• **REQUIRED WORK**: Show all lines from the data that include the word "month".

***

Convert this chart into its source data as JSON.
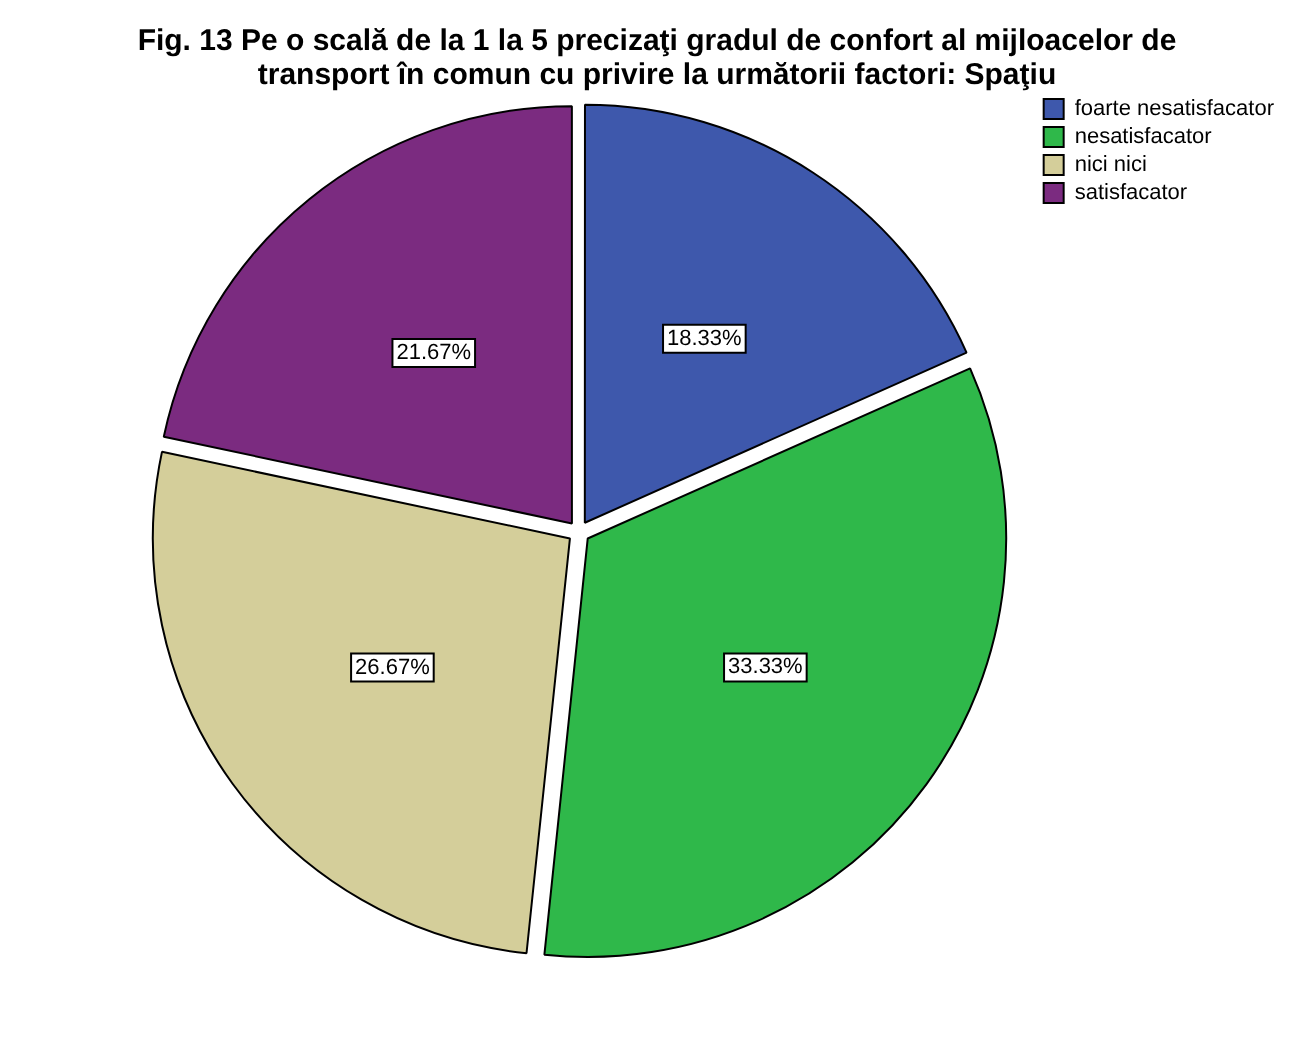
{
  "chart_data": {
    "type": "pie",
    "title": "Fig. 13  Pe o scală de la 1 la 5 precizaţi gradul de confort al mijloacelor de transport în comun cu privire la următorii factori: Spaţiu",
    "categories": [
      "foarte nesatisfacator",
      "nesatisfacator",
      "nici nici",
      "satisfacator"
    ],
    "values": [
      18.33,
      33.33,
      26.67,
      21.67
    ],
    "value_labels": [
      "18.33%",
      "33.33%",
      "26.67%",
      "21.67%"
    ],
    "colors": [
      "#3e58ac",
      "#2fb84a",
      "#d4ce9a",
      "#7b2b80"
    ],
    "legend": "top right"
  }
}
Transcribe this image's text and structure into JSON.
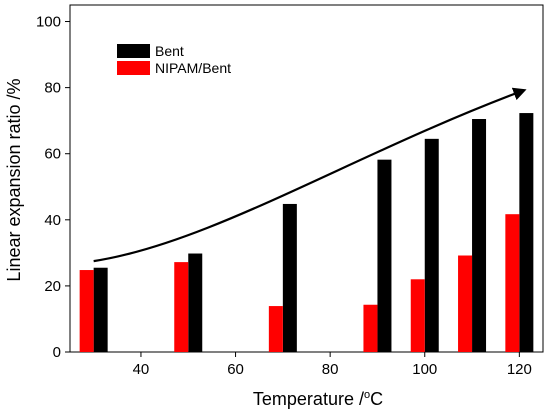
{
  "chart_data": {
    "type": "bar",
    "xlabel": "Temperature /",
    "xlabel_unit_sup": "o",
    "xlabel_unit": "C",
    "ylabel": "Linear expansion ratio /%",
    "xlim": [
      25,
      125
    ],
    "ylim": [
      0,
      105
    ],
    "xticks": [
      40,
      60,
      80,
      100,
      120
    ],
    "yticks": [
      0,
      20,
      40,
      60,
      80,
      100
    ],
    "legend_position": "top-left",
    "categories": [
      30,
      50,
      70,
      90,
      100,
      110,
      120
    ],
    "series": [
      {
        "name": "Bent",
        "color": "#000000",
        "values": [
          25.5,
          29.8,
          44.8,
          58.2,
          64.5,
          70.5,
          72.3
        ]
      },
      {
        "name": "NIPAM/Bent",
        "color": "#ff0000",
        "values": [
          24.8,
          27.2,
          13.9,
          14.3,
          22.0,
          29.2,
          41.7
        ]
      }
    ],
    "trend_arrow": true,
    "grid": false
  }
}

***

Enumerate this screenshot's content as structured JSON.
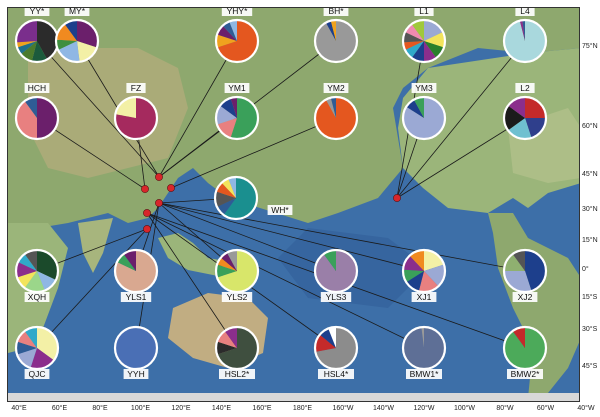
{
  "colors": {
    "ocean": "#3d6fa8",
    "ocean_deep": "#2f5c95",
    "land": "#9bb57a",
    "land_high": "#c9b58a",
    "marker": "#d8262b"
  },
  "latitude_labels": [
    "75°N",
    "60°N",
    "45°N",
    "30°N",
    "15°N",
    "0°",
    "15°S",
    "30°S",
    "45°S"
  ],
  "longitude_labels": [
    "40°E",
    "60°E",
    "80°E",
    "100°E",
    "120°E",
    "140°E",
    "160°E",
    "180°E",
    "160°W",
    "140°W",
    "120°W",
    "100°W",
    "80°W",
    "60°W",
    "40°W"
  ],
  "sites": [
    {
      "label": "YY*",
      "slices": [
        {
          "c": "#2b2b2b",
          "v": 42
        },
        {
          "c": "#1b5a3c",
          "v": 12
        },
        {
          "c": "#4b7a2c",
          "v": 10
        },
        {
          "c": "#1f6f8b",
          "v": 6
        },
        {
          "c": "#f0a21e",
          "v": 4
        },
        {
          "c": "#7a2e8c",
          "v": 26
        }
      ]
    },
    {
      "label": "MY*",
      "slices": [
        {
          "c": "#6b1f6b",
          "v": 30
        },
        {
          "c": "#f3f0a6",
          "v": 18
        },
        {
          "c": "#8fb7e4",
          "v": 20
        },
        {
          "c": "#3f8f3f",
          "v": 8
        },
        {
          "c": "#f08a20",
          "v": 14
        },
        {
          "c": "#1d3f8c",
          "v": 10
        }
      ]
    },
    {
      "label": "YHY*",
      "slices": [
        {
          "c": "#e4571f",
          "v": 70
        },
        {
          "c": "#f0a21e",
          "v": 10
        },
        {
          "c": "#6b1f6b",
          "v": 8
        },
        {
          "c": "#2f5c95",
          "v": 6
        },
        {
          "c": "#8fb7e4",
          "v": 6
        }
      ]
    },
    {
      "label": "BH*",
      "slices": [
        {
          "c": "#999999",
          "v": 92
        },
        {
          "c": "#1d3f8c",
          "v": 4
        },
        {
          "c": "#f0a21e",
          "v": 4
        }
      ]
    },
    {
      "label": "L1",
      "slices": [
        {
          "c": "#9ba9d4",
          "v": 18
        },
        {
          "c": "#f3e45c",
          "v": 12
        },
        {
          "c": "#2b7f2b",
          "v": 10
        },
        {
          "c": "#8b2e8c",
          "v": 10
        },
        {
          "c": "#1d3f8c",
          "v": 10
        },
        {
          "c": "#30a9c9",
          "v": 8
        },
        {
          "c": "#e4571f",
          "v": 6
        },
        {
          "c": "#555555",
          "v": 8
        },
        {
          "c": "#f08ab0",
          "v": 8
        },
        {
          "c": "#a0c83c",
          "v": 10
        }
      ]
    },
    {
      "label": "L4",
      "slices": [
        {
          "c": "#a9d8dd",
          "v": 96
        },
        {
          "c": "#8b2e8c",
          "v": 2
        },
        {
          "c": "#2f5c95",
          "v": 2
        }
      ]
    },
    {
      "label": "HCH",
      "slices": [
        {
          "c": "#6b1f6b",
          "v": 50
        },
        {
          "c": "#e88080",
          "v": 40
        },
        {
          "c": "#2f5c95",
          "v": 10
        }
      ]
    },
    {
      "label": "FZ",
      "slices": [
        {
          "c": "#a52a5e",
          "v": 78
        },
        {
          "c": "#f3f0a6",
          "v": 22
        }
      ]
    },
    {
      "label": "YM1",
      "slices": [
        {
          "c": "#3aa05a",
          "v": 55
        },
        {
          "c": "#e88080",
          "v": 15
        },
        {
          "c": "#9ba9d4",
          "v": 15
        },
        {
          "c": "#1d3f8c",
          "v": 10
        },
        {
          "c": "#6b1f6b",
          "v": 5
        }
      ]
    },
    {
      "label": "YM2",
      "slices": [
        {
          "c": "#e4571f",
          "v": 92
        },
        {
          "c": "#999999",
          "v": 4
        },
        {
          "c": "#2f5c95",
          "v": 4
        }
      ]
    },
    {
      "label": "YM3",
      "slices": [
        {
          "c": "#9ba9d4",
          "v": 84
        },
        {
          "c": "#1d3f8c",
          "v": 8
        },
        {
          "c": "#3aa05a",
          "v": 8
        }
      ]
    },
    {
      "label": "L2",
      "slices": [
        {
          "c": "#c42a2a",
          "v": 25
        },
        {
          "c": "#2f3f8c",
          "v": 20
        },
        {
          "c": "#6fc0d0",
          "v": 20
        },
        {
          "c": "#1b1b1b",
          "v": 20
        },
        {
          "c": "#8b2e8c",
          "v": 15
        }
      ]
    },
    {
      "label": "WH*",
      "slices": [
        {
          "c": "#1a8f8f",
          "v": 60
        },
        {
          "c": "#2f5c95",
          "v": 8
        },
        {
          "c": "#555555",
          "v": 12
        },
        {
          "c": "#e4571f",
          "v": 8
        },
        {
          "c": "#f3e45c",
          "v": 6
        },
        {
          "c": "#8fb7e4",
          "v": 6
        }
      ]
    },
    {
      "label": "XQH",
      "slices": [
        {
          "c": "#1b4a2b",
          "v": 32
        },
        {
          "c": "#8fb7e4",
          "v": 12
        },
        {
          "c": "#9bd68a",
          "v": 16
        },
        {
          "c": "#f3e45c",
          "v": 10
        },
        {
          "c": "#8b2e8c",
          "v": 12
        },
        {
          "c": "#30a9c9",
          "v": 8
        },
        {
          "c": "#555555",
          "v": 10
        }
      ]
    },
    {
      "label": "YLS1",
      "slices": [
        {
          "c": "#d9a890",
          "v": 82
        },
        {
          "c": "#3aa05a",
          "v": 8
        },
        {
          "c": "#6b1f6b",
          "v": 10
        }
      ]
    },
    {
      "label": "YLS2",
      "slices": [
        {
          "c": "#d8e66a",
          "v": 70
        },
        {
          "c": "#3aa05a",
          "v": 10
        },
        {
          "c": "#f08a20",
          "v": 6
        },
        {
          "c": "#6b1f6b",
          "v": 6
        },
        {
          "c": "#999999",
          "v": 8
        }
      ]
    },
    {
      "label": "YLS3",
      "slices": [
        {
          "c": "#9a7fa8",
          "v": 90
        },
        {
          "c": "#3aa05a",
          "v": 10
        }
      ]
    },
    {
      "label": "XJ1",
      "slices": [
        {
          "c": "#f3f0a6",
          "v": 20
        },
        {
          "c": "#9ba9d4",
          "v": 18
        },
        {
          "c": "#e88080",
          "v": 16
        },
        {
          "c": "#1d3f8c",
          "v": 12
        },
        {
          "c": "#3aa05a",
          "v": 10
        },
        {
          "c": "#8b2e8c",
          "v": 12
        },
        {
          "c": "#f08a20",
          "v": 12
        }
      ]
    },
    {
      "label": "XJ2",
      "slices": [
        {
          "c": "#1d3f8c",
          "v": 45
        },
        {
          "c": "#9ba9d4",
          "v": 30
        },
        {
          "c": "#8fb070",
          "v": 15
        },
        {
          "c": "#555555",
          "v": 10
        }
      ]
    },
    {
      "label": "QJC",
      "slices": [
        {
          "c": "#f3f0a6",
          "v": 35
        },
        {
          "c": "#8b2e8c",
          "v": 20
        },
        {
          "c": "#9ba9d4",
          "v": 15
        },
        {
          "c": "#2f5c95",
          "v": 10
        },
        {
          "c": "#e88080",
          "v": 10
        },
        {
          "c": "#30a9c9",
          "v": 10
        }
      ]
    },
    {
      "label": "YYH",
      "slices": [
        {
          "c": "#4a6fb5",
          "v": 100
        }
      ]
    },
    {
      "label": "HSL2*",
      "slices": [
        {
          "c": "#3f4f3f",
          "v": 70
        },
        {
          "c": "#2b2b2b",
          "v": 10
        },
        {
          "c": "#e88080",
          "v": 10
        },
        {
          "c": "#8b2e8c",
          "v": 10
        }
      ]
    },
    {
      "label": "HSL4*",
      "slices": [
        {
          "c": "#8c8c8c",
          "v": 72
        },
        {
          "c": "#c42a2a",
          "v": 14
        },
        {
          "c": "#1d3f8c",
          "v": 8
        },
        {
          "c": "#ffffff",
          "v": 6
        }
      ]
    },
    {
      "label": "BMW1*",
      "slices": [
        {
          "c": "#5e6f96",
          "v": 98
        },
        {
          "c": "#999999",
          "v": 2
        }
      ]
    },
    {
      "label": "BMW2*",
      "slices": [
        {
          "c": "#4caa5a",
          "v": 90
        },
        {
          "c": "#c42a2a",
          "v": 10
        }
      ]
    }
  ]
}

***

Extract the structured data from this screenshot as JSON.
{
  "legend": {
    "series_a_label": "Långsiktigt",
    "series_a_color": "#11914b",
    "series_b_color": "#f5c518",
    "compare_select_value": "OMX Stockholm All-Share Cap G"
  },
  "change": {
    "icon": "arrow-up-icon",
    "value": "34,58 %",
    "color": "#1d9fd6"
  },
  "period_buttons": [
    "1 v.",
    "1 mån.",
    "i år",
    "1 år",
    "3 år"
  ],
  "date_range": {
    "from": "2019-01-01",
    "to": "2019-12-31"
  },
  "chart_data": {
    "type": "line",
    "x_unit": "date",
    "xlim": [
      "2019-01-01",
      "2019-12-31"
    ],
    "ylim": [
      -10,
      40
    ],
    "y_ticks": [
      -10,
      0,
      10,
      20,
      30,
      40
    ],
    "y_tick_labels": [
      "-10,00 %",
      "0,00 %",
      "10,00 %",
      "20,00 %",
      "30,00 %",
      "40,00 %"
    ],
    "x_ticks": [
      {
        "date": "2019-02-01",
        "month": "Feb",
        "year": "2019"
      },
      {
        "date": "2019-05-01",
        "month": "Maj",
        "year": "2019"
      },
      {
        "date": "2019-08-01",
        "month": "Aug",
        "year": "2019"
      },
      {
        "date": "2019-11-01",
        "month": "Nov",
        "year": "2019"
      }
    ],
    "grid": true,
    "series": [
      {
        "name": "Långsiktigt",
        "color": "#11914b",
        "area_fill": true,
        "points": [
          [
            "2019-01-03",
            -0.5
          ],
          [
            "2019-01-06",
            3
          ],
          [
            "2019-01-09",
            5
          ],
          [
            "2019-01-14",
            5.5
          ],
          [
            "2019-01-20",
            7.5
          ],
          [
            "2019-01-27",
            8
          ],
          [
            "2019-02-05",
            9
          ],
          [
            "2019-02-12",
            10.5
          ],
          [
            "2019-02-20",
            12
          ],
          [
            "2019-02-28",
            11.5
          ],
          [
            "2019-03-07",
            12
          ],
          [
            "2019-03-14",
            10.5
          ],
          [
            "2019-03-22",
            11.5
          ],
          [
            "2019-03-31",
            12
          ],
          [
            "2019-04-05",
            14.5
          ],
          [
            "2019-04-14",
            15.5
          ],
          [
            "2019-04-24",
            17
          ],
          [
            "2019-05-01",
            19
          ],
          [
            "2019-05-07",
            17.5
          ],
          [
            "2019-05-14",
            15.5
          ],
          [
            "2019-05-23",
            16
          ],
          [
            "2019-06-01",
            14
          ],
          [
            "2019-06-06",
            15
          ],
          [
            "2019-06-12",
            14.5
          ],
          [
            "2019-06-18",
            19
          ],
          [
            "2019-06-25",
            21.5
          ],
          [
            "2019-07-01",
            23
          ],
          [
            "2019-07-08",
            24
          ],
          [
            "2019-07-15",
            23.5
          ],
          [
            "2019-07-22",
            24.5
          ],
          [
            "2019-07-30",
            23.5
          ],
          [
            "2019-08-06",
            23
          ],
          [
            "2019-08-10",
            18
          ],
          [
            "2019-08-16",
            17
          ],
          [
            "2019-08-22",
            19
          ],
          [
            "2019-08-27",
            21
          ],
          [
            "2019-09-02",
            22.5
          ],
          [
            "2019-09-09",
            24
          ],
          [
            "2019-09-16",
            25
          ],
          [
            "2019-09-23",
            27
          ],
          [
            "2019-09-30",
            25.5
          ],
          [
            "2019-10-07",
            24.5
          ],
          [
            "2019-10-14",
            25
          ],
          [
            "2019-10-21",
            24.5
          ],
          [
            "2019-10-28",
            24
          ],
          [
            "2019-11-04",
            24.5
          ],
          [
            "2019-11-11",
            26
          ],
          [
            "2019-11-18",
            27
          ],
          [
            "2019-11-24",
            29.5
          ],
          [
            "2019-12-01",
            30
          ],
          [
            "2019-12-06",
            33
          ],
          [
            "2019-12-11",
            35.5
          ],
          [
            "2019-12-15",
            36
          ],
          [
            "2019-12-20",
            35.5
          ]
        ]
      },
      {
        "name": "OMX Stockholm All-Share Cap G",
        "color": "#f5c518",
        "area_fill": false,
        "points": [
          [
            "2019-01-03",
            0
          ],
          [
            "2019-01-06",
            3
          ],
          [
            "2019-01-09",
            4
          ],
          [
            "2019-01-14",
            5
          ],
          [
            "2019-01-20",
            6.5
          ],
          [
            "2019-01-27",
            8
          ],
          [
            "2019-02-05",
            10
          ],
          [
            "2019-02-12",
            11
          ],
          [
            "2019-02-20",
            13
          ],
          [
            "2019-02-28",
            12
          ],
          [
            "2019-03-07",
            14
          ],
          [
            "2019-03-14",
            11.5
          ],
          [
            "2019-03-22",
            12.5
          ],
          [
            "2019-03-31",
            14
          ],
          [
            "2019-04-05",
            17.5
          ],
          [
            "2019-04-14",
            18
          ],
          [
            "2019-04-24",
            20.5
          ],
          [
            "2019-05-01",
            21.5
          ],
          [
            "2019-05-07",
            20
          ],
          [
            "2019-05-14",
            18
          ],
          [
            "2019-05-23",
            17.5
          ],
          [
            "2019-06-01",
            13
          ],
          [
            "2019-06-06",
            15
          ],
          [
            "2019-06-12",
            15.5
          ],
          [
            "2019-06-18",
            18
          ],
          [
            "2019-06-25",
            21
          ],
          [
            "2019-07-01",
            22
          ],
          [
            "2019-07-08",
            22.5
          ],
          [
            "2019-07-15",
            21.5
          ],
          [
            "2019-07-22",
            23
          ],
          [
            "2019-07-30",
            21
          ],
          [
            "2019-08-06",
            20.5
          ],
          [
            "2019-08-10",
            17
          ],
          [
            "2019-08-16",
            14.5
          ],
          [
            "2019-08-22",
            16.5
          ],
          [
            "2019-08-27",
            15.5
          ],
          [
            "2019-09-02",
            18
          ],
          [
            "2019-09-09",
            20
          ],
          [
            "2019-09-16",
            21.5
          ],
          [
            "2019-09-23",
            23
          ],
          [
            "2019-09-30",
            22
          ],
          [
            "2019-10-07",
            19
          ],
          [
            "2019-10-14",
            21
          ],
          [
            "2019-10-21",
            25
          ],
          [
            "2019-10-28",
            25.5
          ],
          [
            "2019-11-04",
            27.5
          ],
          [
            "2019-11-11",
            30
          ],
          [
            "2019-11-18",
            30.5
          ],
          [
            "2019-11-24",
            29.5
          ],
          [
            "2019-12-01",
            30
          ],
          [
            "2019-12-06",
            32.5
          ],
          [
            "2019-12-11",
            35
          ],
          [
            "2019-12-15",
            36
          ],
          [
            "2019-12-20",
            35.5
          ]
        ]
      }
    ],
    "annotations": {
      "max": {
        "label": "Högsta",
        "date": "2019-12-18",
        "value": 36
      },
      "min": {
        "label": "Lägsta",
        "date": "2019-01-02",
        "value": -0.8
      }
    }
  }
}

***

• **WRITTEN SOLUTION**:
        "month": "Feb",
        "month": "Maj",
        "month": "Aug",
        "month": "Nov",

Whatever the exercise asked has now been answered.